TEXT FOR ANALYSIS:

____________________

Figure 1.. General schematic for generating human forebrain spheroids from hPSC.

(a) Scheme illustrating the main stages of the method for generating dorsal (hCS) and ventral (hSS) forebrain spheroids from hPSCs. (b) Coronal section from GW18–20 human brain outlining dorsal (pallial) and ventral (subpallial) markers and their domains. (c) Examples of applications and functional assays that can be carried out using region-specific and assembled neural spheroids.

Figure 2.. Outline of the human forebrain spheroid protocol.

____________________

SUPPLIED RECORDS:
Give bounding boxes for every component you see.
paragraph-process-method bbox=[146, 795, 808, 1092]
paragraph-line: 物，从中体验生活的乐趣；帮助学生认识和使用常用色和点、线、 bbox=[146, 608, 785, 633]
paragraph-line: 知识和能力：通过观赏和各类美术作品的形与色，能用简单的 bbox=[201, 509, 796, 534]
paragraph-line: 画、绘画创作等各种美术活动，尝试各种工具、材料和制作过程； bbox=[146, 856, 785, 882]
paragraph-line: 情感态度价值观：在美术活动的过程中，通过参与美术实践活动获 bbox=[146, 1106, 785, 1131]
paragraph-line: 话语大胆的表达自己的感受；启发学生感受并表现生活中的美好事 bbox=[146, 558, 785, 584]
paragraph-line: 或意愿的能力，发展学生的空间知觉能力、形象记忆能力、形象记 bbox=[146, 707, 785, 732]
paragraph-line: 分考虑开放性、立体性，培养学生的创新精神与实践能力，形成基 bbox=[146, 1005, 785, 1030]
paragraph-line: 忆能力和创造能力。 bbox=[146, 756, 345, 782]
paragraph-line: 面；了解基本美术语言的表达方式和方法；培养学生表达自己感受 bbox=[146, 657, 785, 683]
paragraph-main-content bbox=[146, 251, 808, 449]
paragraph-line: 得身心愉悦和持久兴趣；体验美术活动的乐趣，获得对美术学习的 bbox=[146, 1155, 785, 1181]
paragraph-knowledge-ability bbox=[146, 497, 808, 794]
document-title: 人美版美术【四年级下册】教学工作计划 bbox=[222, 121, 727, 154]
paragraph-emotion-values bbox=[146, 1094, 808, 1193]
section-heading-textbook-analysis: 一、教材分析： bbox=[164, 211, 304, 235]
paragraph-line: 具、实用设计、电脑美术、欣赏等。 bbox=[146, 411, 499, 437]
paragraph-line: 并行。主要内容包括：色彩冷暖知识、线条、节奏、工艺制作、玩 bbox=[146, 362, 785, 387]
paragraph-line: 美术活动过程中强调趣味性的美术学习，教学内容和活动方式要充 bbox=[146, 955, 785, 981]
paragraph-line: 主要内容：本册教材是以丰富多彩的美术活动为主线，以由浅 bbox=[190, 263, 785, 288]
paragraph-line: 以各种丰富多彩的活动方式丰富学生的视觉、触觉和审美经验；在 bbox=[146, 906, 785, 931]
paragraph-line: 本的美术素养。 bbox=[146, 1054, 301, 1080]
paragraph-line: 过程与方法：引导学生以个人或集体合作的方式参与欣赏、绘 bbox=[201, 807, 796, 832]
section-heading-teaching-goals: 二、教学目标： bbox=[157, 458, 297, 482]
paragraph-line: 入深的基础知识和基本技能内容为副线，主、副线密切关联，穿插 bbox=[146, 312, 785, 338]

____________________

ASSIGNMENT: In two sentences, what do the forebrain spheroid captions describe? You can set the records aside here.

EXERCISE SOLUTION: Figure 1 gives a general schematic for generating dorsal (hCS) and ventral (hSS) human forebrain spheroids from hPSCs. It also shows a GW18–20 human brain section with dorsal and ventral markers and their domains, plus examples of applications and functional assays for region-specific and assembled spheroids, while Figure 2 outlines the protocol.